Given data:
——————
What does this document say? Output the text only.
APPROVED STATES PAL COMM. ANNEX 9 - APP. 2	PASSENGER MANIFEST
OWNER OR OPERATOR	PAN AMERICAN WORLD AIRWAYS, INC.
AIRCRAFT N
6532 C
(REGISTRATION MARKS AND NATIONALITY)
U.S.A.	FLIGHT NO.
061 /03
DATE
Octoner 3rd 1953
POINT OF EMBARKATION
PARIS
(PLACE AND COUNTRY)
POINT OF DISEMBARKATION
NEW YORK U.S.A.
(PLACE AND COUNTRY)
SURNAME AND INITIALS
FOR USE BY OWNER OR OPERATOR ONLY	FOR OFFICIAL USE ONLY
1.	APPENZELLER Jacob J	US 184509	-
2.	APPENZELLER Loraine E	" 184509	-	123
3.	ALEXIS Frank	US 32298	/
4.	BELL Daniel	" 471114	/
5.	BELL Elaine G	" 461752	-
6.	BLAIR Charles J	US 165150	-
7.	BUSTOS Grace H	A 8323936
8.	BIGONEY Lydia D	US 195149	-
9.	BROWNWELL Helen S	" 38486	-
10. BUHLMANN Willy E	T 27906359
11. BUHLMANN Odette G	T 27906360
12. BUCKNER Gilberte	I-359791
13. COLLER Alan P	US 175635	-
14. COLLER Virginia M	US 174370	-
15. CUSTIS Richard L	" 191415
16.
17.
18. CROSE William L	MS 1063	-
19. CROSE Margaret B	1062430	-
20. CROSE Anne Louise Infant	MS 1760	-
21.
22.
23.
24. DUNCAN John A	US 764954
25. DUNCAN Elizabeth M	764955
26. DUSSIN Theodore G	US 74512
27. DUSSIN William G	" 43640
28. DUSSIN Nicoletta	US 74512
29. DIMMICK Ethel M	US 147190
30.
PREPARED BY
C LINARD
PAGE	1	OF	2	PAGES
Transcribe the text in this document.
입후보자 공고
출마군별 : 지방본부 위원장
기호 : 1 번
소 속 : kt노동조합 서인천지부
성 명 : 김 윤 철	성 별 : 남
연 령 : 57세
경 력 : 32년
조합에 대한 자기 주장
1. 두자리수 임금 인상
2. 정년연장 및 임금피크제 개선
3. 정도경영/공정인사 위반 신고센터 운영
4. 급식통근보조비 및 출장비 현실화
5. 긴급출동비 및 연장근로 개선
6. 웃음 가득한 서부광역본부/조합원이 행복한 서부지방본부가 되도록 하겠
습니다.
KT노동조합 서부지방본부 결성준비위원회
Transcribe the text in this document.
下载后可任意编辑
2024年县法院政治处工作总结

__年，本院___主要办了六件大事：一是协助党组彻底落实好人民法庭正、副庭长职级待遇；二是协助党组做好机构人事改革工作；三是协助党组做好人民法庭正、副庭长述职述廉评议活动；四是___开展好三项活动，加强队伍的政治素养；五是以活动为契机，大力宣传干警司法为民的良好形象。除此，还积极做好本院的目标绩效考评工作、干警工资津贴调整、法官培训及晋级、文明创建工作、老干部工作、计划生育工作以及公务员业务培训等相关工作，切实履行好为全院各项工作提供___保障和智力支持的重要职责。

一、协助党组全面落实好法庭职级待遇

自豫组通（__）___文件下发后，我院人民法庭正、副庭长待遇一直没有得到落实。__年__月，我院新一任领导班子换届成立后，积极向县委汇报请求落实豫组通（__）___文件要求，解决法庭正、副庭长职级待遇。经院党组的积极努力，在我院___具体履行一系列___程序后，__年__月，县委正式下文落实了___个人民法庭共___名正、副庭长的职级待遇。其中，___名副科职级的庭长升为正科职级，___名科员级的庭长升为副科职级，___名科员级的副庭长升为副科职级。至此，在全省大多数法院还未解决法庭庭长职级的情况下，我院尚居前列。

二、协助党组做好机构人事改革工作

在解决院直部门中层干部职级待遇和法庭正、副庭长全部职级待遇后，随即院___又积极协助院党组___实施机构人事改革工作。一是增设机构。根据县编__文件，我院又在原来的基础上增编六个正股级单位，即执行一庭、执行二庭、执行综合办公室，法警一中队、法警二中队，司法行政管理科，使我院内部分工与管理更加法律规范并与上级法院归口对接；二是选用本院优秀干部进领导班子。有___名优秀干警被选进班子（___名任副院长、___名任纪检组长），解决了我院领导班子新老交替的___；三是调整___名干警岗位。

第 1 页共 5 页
——————
What you are asked to do: Take the listing above and write it out again exactly.

Correct answer:
What does this document say? Output the text only.
APPROVED STATES PAL COMM. ANNEX 9 - APP. 2	PASSENGER MANIFEST
OWNER OR OPERATOR	PAN AMERICAN WORLD AIRWAYS, INC.
AIRCRAFT N
6532 C
(REGISTRATION MARKS AND NATIONALITY)
U.S.A.	FLIGHT NO.
061 /03
DATE
Octoner 3rd 1953
POINT OF EMBARKATION
PARIS
(PLACE AND COUNTRY)
POINT OF DISEMBARKATION
NEW YORK U.S.A.
(PLACE AND COUNTRY)
SURNAME AND INITIALS
FOR USE BY OWNER OR OPERATOR ONLY	FOR OFFICIAL USE ONLY
1.	APPENZELLER Jacob J	US 184509	-
2.	APPENZELLER Loraine E	" 184509	-	123
3.	ALEXIS Frank	US 32298	/
4.	BELL Daniel	" 471114	/
5.	BELL Elaine G	" 461752	-
6.	BLAIR Charles J	US 165150	-
7.	BUSTOS Grace H	A 8323936
8.	BIGONEY Lydia D	US 195149	-
9.	BROWNWELL Helen S	" 38486	-
10. BUHLMANN Willy E	T 27906359
11. BUHLMANN Odette G	T 27906360
12. BUCKNER Gilberte	I-359791
13. COLLER Alan P	US 175635	-
14. COLLER Virginia M	US 174370	-
15. CUSTIS Richard L	" 191415
16.
17.
18. CROSE William L	MS 1063	-
19. CROSE Margaret B	1062430	-
20. CROSE Anne Louise Infant	MS 1760	-
21.
22.
23.
24. DUNCAN John A	US 764954
25. DUNCAN Elizabeth M	764955
26. DUSSIN Theodore G	US 74512
27. DUSSIN William G	" 43640
28. DUSSIN Nicoletta	US 74512
29. DIMMICK Ethel M	US 147190
30.
PREPARED BY
C LINARD
PAGE	1	OF	2	PAGES
Transcribe the text in this document.
입후보자 공고
출마군별 : 지방본부 위원장
기호 : 1 번
소 속 : kt노동조합 서인천지부
성 명 : 김 윤 철	성 별 : 남
연 령 : 57세
경 력 : 32년
조합에 대한 자기 주장
1. 두자리수 임금 인상
2. 정년연장 및 임금피크제 개선
3. 정도경영/공정인사 위반 신고센터 운영
4. 급식통근보조비 및 출장비 현실화
5. 긴급출동비 및 연장근로 개선
6. 웃음 가득한 서부광역본부/조합원이 행복한 서부지방본부가 되도록 하겠
습니다.
KT노동조합 서부지방본부 결성준비위원회
Transcribe the text in this document.
下载后可任意编辑
2024年县法院政治处工作总结

__年，本院___主要办了六件大事：一是协助党组彻底落实好人民法庭正、副庭长职级待遇；二是协助党组做好机构人事改革工作；三是协助党组做好人民法庭正、副庭长述职述廉评议活动；四是___开展好三项活动，加强队伍的政治素养；五是以活动为契机，大力宣传干警司法为民的良好形象。除此，还积极做好本院的目标绩效考评工作、干警工资津贴调整、法官培训及晋级、文明创建工作、老干部工作、计划生育工作以及公务员业务培训等相关工作，切实履行好为全院各项工作提供___保障和智力支持的重要职责。

一、协助党组全面落实好法庭职级待遇

自豫组通（__）___文件下发后，我院人民法庭正、副庭长待遇一直没有得到落实。__年__月，我院新一任领导班子换届成立后，积极向县委汇报请求落实豫组通（__）___文件要求，解决法庭正、副庭长职级待遇。经院党组的积极努力，在我院___具体履行一系列___程序后，__年__月，县委正式下文落实了___个人民法庭共___名正、副庭长的职级待遇。其中，___名副科职级的庭长升为正科职级，___名科员级的庭长升为副科职级，___名科员级的副庭长升为副科职级。至此，在全省大多数法院还未解决法庭庭长职级的情况下，我院尚居前列。

二、协助党组做好机构人事改革工作

在解决院直部门中层干部职级待遇和法庭正、副庭长全部职级待遇后，随即院___又积极协助院党组___实施机构人事改革工作。一是增设机构。根据县编__文件，我院又在原来的基础上增编六个正股级单位，即执行一庭、执行二庭、执行综合办公室，法警一中队、法警二中队，司法行政管理科，使我院内部分工与管理更加法律规范并与上级法院归口对接；二是选用本院优秀干部进领导班子。有___名优秀干警被选进班子（___名任副院长、___名任纪检组长），解决了我院领导班子新老交替的___；三是调整___名干警岗位。

第 1 页共 5 页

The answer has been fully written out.